— BEGIN Entries provided —

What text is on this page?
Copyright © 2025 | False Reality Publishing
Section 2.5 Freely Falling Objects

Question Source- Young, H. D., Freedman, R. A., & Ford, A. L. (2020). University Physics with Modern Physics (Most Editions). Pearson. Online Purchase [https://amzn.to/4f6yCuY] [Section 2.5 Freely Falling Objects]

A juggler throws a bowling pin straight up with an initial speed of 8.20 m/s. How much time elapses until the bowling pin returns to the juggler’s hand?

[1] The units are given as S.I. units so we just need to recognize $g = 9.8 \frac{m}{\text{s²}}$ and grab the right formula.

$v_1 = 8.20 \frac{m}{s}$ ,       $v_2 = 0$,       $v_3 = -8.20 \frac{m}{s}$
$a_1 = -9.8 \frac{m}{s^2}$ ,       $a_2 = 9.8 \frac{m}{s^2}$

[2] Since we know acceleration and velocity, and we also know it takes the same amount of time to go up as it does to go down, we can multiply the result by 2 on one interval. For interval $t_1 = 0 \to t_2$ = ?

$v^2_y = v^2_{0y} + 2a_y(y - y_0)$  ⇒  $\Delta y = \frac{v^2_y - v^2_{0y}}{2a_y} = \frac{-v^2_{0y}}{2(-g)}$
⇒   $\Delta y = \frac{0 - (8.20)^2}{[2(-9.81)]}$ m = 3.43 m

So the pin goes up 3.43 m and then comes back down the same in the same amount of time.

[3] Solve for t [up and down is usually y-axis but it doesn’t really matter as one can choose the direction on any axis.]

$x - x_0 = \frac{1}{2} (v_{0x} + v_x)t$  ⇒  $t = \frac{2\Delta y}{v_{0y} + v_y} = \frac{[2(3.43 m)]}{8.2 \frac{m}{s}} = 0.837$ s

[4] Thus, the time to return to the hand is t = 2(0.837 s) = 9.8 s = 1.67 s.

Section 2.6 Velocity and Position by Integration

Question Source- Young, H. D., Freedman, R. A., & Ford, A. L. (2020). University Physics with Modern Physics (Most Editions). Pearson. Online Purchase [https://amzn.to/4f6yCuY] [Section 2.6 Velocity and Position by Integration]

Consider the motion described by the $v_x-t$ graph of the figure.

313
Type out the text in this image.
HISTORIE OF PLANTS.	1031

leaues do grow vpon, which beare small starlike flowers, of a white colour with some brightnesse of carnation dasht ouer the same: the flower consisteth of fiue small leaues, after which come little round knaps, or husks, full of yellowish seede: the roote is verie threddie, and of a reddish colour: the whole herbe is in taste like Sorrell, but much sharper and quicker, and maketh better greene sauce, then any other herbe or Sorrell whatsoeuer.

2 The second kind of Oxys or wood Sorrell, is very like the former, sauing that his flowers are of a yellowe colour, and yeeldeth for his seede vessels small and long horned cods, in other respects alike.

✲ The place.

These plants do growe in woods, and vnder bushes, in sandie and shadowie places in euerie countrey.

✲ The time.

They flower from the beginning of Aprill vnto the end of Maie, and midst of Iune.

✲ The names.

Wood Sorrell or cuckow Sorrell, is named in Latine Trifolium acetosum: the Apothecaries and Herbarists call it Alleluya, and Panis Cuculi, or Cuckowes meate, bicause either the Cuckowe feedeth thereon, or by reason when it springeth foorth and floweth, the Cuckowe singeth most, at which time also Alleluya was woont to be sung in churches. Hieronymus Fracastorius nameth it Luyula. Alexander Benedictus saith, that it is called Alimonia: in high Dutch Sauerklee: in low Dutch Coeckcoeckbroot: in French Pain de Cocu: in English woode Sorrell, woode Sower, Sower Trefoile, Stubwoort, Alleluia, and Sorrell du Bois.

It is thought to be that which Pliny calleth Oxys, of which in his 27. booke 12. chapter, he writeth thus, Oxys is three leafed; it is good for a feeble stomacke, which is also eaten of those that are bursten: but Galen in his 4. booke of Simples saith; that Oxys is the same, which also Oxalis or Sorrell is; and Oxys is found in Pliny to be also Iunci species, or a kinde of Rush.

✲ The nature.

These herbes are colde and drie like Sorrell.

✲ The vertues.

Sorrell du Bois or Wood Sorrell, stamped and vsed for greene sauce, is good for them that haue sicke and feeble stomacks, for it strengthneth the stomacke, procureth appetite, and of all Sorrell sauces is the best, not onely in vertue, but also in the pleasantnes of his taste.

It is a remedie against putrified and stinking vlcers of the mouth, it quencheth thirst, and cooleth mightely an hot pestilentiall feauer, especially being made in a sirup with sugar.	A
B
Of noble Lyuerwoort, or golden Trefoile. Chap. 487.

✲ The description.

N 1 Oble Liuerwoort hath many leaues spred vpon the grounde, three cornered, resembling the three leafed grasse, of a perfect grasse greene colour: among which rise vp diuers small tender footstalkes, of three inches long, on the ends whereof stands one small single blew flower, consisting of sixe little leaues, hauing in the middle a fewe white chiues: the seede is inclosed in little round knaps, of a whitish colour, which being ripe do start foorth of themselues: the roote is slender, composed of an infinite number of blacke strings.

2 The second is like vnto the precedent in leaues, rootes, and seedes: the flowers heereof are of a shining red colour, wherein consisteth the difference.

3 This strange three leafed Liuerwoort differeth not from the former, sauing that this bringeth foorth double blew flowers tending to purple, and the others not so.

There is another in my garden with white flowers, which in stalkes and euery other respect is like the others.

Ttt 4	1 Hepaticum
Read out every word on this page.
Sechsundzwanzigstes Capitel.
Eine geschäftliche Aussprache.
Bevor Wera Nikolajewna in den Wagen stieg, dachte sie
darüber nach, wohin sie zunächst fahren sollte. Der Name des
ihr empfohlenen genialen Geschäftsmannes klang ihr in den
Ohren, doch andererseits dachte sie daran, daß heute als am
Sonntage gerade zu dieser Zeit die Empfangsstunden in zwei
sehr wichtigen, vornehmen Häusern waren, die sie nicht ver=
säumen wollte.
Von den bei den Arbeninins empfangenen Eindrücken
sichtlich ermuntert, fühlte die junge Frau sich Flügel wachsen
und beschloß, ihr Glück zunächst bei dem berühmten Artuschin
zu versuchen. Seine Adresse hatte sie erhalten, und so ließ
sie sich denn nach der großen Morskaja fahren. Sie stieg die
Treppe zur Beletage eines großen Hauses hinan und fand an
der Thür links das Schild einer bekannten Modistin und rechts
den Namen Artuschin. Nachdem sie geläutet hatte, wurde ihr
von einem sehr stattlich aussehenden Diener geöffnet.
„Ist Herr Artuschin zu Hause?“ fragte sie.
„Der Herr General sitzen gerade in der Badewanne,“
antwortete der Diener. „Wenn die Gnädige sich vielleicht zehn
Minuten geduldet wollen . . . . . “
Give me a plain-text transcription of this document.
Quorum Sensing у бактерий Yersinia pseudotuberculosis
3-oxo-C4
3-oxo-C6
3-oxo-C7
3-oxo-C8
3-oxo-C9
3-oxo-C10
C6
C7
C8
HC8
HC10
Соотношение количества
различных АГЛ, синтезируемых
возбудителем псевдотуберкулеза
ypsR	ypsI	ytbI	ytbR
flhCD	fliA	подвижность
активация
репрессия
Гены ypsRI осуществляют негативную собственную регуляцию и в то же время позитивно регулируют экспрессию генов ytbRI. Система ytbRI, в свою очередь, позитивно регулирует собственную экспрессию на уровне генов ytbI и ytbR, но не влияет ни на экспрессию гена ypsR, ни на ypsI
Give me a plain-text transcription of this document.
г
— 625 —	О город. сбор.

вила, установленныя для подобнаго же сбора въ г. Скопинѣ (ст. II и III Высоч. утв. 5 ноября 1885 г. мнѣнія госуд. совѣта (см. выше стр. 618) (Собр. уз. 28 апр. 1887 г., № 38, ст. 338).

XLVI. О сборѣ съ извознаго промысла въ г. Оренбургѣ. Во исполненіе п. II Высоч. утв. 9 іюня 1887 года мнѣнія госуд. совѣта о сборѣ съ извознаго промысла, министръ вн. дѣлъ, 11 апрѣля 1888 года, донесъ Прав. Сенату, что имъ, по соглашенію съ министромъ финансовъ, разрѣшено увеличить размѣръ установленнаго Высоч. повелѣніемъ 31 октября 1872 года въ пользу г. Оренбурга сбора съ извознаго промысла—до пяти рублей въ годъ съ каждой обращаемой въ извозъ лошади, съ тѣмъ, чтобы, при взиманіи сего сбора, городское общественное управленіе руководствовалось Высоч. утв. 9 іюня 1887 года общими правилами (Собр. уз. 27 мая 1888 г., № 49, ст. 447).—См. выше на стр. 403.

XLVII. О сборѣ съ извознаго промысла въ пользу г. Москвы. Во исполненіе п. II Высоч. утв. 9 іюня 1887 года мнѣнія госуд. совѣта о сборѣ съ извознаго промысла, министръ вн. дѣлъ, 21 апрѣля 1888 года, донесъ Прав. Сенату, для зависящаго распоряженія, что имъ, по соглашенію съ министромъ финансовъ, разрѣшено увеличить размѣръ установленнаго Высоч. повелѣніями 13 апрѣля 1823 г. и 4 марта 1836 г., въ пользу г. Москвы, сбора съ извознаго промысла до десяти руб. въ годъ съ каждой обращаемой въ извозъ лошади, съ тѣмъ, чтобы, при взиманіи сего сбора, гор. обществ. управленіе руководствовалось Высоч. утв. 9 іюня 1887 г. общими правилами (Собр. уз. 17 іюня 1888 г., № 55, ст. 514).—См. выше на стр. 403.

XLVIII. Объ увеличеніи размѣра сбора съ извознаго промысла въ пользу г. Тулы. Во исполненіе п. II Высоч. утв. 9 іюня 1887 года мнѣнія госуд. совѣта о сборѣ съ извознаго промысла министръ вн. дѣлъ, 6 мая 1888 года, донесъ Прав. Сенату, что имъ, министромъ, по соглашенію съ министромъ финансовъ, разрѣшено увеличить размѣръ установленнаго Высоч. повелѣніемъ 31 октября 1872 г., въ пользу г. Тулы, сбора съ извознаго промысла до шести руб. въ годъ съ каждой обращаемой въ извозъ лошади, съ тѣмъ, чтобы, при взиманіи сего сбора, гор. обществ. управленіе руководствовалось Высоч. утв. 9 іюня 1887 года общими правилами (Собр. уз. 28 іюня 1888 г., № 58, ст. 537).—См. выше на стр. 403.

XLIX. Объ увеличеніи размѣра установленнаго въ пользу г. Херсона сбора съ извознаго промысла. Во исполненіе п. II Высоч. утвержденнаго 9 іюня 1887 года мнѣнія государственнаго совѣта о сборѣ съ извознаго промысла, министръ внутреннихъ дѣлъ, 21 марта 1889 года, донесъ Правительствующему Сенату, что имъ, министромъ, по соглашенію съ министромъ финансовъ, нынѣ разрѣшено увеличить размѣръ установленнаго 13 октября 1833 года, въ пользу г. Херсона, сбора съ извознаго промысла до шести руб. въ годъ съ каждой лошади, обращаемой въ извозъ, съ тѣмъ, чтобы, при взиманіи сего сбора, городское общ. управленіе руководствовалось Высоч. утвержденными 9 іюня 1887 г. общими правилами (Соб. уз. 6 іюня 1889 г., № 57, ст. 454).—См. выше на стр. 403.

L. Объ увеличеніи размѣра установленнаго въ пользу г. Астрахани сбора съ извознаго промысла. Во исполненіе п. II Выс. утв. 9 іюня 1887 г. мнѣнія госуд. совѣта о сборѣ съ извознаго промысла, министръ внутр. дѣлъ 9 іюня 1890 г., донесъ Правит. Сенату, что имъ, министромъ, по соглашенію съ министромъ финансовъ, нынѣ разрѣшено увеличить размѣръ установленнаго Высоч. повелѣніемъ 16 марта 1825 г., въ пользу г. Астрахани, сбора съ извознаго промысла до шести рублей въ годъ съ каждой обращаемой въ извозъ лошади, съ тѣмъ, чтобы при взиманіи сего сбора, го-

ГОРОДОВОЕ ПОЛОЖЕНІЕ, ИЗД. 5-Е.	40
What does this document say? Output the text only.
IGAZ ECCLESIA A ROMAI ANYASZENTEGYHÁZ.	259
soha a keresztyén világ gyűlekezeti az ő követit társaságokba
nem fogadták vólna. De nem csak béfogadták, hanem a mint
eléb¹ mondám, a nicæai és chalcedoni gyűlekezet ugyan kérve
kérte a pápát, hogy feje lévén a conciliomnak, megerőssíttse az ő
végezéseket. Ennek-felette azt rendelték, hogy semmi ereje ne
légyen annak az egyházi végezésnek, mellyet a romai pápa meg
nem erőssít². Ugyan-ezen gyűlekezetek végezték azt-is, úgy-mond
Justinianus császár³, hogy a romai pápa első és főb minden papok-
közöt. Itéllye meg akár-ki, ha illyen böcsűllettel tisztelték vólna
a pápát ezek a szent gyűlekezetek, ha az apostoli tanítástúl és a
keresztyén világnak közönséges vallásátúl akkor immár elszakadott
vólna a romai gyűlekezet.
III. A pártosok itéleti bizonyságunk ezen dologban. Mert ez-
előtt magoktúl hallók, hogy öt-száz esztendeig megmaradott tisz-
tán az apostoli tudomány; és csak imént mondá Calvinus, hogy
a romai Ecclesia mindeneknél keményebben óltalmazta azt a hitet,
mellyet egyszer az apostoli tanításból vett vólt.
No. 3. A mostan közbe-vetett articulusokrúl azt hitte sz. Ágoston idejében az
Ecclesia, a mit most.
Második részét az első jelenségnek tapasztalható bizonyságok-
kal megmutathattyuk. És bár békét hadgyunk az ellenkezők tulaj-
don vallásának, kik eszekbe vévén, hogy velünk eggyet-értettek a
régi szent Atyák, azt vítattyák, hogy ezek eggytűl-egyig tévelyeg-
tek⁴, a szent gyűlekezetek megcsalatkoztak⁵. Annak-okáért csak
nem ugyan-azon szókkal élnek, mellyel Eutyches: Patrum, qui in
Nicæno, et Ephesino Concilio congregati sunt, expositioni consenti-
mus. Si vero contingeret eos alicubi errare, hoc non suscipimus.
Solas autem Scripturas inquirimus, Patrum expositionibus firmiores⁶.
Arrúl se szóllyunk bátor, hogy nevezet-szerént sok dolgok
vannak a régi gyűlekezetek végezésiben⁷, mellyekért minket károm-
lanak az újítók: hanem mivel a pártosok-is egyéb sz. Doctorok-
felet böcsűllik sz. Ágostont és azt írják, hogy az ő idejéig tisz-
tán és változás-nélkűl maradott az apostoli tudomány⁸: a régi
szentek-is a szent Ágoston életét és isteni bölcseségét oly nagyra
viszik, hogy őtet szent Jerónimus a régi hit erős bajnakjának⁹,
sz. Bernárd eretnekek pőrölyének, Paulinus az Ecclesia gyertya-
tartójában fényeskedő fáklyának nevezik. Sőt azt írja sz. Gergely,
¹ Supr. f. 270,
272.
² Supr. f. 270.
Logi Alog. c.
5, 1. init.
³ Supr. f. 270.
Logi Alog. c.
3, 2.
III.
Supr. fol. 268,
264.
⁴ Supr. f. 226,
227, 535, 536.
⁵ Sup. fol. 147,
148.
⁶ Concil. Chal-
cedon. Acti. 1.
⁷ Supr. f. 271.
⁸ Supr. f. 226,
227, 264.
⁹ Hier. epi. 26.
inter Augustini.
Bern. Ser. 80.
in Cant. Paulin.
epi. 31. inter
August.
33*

— END Entries provided —

■ **What to do**
In the material above, show every line where the word "ezek" turns up.

■ **Written answer**
a pápát ezek a szent gyűlekezetek, ha az apostoli tanítástúl és a
régi szent Atyák, azt vítattyák, hogy ezek eggytűl-egyig tévelyeg-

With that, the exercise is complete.